→ Set problem
Omit the pictures from the entries below and retype everything else exactly.

Dataset records:
● ● ● ● ● ● ●

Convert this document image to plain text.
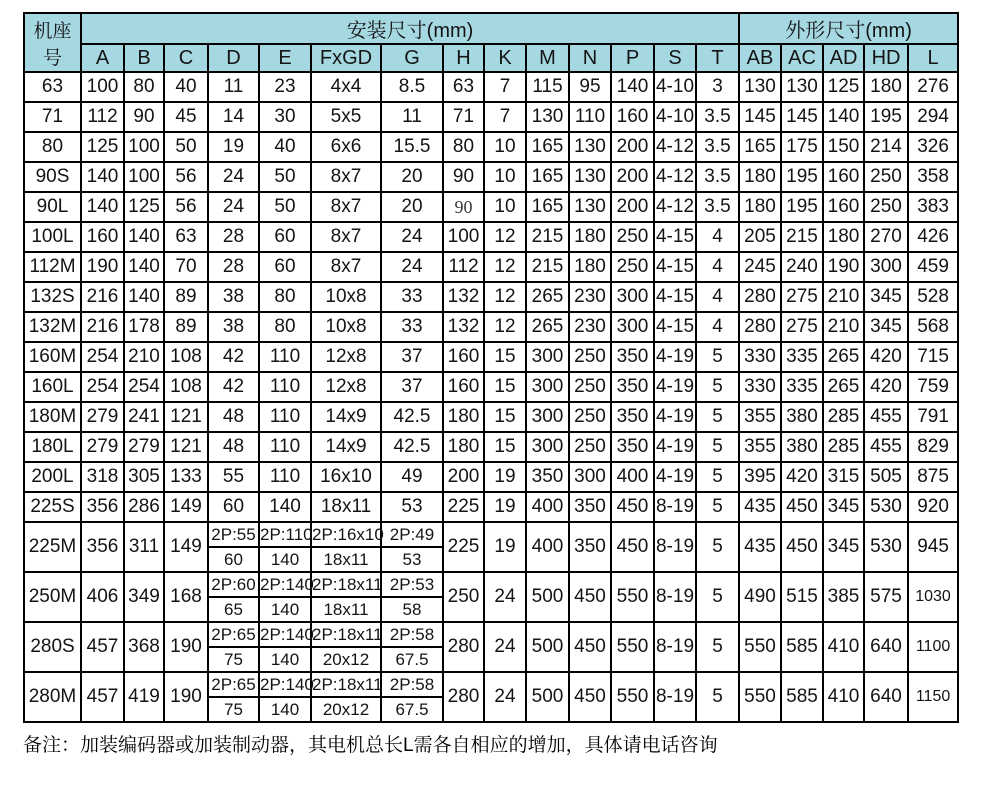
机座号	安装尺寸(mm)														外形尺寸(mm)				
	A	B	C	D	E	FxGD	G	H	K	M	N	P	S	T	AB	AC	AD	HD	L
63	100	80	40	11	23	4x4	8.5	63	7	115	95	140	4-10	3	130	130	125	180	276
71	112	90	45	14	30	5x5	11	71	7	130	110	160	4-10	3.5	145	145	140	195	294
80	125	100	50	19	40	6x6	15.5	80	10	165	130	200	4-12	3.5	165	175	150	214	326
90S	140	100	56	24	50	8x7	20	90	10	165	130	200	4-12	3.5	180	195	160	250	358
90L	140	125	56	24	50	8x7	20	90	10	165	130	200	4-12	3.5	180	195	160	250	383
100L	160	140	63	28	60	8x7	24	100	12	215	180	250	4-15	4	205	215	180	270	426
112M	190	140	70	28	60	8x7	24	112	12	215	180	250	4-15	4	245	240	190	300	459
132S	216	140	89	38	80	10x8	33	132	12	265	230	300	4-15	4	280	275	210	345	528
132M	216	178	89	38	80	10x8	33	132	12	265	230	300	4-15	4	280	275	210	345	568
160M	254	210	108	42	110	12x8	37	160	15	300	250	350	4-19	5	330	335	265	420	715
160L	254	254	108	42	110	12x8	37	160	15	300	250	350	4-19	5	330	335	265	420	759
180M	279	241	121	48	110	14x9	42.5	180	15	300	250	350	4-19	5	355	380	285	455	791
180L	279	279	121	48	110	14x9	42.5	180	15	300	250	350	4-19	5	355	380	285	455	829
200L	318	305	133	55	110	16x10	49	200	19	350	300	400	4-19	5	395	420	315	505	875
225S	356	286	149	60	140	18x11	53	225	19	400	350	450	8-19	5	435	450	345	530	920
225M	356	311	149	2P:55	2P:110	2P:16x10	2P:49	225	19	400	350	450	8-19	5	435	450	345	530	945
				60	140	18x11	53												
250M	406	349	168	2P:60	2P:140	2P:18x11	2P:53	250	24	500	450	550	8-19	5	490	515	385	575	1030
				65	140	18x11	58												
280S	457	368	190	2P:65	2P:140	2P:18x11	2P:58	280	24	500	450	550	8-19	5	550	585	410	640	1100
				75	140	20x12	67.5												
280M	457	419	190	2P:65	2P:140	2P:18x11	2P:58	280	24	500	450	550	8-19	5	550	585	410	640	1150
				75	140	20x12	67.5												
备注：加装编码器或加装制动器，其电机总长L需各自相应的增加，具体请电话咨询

● ● ● ● ● ● ●

→ Result
Convert this document image to plain text.
机座号	安装尺寸(mm)														外形尺寸(mm)				
	A	B	C	D	E	FxGD	G	H	K	M	N	P	S	T	AB	AC	AD	HD	L
63	100	80	40	11	23	4x4	8.5	63	7	115	95	140	4-10	3	130	130	125	180	276
71	112	90	45	14	30	5x5	11	71	7	130	110	160	4-10	3.5	145	145	140	195	294
80	125	100	50	19	40	6x6	15.5	80	10	165	130	200	4-12	3.5	165	175	150	214	326
90S	140	100	56	24	50	8x7	20	90	10	165	130	200	4-12	3.5	180	195	160	250	358
90L	140	125	56	24	50	8x7	20	90	10	165	130	200	4-12	3.5	180	195	160	250	383
100L	160	140	63	28	60	8x7	24	100	12	215	180	250	4-15	4	205	215	180	270	426
112M	190	140	70	28	60	8x7	24	112	12	215	180	250	4-15	4	245	240	190	300	459
132S	216	140	89	38	80	10x8	33	132	12	265	230	300	4-15	4	280	275	210	345	528
132M	216	178	89	38	80	10x8	33	132	12	265	230	300	4-15	4	280	275	210	345	568
160M	254	210	108	42	110	12x8	37	160	15	300	250	350	4-19	5	330	335	265	420	715
160L	254	254	108	42	110	12x8	37	160	15	300	250	350	4-19	5	330	335	265	420	759
180M	279	241	121	48	110	14x9	42.5	180	15	300	250	350	4-19	5	355	380	285	455	791
180L	279	279	121	48	110	14x9	42.5	180	15	300	250	350	4-19	5	355	380	285	455	829
200L	318	305	133	55	110	16x10	49	200	19	350	300	400	4-19	5	395	420	315	505	875
225S	356	286	149	60	140	18x11	53	225	19	400	350	450	8-19	5	435	450	345	530	920
225M	356	311	149	2P:55	2P:110	2P:16x10	2P:49	225	19	400	350	450	8-19	5	435	450	345	530	945
				60	140	18x11	53												
250M	406	349	168	2P:60	2P:140	2P:18x11	2P:53	250	24	500	450	550	8-19	5	490	515	385	575	1030
				65	140	18x11	58												
280S	457	368	190	2P:65	2P:140	2P:18x11	2P:58	280	24	500	450	550	8-19	5	550	585	410	640	1100
				75	140	20x12	67.5												
280M	457	419	190	2P:65	2P:140	2P:18x11	2P:58	280	24	500	450	550	8-19	5	550	585	410	640	1150
				75	140	20x12	67.5												
备注：加装编码器或加装制动器，其电机总长L需各自相应的增加，具体请电话咨询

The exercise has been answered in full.